*Problem statement*
Repeat the full listing below verbatim and keep the images out.

*Listing*
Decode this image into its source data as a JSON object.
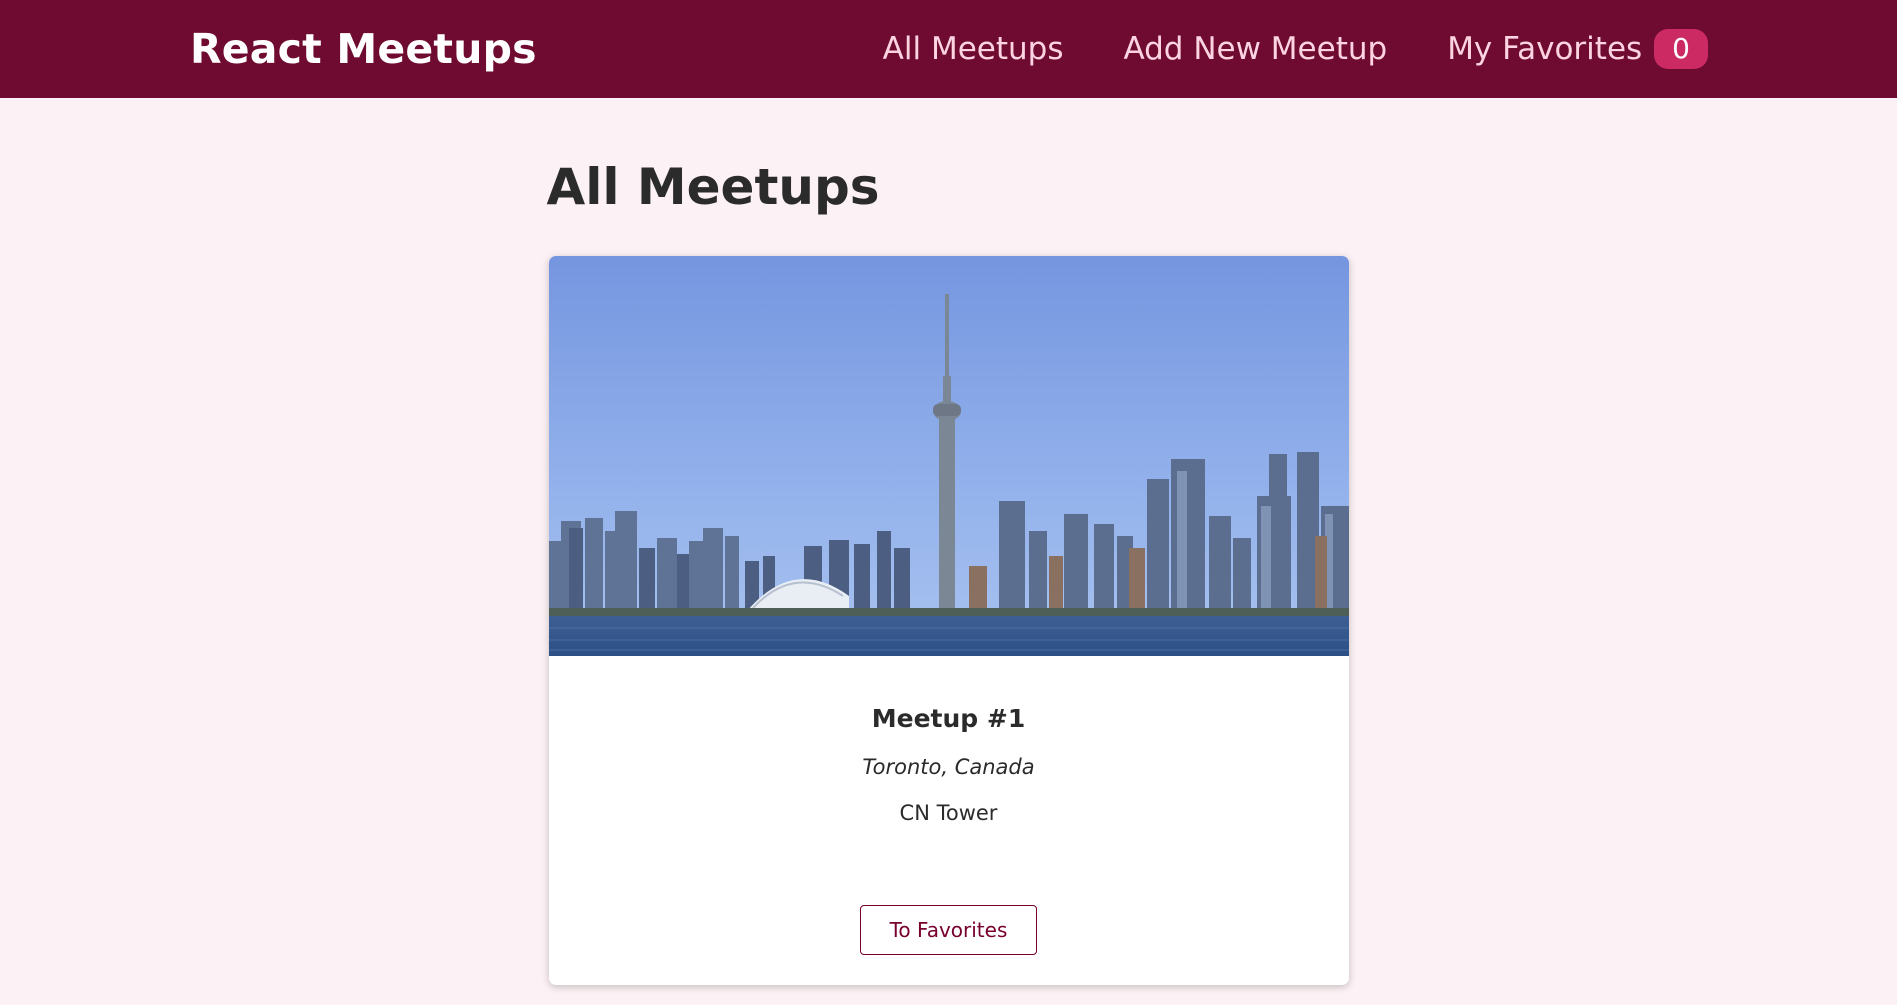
{
  "header": {
    "logo": "React Meetups",
    "nav": {
      "all_meetups": "All Meetups",
      "add_new_meetup": "Add New Meetup",
      "my_favorites": "My Favorites",
      "favorites_count": "0"
    }
  },
  "main": {
    "title": "All Meetups",
    "meetups": [
      {
        "image_alt": "Toronto skyline with CN Tower",
        "title": "Meetup #1",
        "address": "Toronto, Canada",
        "description": "CN Tower",
        "favorite_label": "To Favorites"
      }
    ]
  },
  "colors": {
    "header_bg": "#6f0b30",
    "nav_text": "#fbd3e1",
    "badge_bg": "#cc2a62",
    "page_bg": "#fcf1f4",
    "button_border": "#77002e"
  }
}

*Worked answer*
Decode this image into its source data as a JSON object.
{
  "header": {
    "logo": "React Meetups",
    "nav": {
      "all_meetups": "All Meetups",
      "add_new_meetup": "Add New Meetup",
      "my_favorites": "My Favorites",
      "favorites_count": "0"
    }
  },
  "main": {
    "title": "All Meetups",
    "meetups": [
      {
        "image_alt": "Toronto skyline with CN Tower",
        "title": "Meetup #1",
        "address": "Toronto, Canada",
        "description": "CN Tower",
        "favorite_label": "To Favorites"
      }
    ]
  },
  "colors": {
    "header_bg": "#6f0b30",
    "nav_text": "#fbd3e1",
    "badge_bg": "#cc2a62",
    "page_bg": "#fcf1f4",
    "button_border": "#77002e"
  }
}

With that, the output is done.